+++ DATA PROVIDED

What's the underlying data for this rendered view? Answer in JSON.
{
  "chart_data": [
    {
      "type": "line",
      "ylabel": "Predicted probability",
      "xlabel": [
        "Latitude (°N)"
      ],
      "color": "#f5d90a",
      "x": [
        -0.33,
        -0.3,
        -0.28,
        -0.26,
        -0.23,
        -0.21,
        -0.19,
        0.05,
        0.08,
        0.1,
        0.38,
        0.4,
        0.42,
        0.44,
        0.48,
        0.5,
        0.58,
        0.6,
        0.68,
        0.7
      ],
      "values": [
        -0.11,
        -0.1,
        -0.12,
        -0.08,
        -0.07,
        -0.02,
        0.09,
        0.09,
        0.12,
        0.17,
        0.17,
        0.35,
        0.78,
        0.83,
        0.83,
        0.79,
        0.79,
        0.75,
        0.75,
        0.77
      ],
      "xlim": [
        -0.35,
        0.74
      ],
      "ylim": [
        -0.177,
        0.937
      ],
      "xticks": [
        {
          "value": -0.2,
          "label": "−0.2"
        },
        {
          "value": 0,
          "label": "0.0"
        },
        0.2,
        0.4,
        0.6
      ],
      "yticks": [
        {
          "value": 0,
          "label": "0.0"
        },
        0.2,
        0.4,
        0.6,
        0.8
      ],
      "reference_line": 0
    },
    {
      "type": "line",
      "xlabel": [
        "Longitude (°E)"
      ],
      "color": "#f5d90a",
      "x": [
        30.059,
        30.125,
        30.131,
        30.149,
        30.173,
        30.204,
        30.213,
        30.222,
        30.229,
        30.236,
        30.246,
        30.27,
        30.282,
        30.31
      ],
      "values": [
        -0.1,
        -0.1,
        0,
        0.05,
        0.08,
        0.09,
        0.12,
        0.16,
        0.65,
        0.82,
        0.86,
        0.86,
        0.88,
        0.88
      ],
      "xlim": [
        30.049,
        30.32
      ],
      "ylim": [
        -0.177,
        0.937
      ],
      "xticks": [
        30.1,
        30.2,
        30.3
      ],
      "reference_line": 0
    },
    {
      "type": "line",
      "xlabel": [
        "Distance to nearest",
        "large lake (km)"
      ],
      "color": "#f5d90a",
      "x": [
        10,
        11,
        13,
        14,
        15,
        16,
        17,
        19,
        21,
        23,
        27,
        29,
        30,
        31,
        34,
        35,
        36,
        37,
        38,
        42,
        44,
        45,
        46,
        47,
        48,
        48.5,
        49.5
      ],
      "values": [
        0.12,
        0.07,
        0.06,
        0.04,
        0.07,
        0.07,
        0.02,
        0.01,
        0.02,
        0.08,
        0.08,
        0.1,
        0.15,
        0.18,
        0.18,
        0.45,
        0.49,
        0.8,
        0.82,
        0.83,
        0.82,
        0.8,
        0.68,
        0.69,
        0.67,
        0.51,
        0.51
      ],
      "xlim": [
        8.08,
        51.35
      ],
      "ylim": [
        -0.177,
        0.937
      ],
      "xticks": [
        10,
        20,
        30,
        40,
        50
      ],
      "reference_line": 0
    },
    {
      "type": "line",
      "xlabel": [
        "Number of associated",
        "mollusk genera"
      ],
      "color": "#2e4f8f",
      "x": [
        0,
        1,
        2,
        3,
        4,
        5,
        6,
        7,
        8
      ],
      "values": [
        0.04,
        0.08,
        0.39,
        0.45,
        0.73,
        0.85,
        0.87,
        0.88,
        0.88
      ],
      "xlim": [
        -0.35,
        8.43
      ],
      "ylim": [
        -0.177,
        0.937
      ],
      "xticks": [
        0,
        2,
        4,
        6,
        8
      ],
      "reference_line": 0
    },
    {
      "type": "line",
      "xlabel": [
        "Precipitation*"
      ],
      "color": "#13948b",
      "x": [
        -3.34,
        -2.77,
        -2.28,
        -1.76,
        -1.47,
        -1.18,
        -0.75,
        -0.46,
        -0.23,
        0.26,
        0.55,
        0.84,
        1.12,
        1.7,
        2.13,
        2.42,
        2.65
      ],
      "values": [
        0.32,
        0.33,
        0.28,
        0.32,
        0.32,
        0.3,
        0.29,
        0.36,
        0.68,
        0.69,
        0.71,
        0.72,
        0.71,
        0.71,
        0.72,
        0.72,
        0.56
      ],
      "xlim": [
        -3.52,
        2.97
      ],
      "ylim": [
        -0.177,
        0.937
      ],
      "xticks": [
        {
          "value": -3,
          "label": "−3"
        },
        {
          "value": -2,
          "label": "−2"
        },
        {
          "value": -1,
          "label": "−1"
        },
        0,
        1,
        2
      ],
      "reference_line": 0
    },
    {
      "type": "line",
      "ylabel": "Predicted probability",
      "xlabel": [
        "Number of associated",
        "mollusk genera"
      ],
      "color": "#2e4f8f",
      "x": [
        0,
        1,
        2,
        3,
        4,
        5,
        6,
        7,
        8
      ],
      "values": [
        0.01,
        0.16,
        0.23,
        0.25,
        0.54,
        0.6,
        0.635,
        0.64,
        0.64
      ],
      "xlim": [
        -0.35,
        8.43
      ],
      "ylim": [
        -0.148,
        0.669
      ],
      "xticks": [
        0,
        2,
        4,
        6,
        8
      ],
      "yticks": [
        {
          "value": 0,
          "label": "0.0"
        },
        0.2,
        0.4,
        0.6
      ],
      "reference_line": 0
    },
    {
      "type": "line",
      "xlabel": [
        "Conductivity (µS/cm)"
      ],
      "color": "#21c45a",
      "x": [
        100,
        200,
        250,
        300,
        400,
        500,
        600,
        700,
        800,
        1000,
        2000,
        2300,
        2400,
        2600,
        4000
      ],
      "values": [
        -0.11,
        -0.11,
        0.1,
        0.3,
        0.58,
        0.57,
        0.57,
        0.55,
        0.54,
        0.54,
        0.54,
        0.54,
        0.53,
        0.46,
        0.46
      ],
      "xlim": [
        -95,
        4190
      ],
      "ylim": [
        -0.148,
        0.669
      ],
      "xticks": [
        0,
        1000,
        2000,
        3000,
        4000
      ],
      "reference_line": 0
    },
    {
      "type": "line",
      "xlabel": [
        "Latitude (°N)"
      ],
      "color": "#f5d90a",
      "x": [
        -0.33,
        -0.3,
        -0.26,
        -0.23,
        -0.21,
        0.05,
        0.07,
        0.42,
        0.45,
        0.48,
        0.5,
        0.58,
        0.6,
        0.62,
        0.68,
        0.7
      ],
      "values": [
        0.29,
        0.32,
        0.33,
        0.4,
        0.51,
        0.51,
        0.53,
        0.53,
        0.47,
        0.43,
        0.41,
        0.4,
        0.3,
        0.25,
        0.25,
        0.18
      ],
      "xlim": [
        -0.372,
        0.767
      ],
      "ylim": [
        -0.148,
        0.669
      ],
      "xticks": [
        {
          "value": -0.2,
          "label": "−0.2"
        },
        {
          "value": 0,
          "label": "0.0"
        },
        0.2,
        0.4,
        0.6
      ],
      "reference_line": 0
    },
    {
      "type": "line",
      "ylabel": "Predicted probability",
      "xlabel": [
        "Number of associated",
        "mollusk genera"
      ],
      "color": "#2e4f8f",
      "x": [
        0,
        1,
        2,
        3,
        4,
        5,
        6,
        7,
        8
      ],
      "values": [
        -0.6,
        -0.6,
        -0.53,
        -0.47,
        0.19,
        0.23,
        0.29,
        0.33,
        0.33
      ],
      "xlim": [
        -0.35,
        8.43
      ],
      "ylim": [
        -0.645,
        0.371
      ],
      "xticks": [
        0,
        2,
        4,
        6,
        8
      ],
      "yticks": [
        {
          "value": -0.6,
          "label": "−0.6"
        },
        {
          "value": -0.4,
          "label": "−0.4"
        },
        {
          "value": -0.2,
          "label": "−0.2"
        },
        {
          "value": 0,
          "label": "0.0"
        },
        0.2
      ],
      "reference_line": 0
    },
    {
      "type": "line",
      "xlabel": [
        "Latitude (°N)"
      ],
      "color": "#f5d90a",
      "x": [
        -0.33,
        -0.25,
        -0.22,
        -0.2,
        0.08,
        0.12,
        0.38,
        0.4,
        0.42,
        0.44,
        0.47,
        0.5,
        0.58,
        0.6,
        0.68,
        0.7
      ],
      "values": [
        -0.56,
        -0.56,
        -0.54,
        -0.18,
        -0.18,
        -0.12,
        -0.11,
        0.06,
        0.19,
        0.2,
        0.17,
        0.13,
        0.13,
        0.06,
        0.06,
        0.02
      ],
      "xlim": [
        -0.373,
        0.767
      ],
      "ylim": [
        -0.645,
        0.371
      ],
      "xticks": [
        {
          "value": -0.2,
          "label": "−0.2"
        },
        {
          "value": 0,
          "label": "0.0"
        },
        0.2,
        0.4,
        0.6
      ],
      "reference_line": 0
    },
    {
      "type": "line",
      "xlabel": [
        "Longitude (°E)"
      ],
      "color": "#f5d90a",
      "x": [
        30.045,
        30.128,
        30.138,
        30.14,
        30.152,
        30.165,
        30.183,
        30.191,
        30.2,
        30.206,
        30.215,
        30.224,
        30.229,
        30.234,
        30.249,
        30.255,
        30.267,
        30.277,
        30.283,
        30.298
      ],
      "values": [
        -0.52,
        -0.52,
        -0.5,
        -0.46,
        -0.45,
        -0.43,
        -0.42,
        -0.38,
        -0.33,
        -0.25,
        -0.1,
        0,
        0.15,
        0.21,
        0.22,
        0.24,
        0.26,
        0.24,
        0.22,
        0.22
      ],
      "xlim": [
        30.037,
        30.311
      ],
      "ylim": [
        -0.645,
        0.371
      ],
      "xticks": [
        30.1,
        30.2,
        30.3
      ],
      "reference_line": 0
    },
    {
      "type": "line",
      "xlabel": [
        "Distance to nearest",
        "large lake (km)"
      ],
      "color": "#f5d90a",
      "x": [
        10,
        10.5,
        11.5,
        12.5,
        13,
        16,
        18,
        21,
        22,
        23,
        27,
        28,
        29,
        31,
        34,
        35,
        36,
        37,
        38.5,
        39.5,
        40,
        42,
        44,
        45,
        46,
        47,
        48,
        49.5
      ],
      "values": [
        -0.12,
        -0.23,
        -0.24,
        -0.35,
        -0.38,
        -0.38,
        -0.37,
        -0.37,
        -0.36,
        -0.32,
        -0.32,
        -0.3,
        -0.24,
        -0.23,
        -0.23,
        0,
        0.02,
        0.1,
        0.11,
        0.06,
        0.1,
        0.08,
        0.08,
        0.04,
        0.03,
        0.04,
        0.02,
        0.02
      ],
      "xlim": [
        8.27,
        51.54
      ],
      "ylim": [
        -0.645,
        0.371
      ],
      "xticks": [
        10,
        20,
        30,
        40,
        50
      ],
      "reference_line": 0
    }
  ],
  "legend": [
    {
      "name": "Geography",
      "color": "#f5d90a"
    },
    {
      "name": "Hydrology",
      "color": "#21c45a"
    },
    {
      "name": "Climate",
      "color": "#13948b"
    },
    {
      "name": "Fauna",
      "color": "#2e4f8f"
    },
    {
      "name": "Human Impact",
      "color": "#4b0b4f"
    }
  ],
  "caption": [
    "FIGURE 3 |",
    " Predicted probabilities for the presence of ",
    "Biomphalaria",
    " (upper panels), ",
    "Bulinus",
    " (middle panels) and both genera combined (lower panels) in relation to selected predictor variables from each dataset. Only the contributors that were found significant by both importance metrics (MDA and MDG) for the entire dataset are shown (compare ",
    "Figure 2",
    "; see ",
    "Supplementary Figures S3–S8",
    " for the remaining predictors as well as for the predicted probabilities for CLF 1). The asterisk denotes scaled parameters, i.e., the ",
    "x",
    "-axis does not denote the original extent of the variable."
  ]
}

++++++

▶ [EXERCISE DETAILS] From the listing, tally every line with the word "probabilities" in it and give only the tally.

▶ [EXPECTED OUTPUT] 2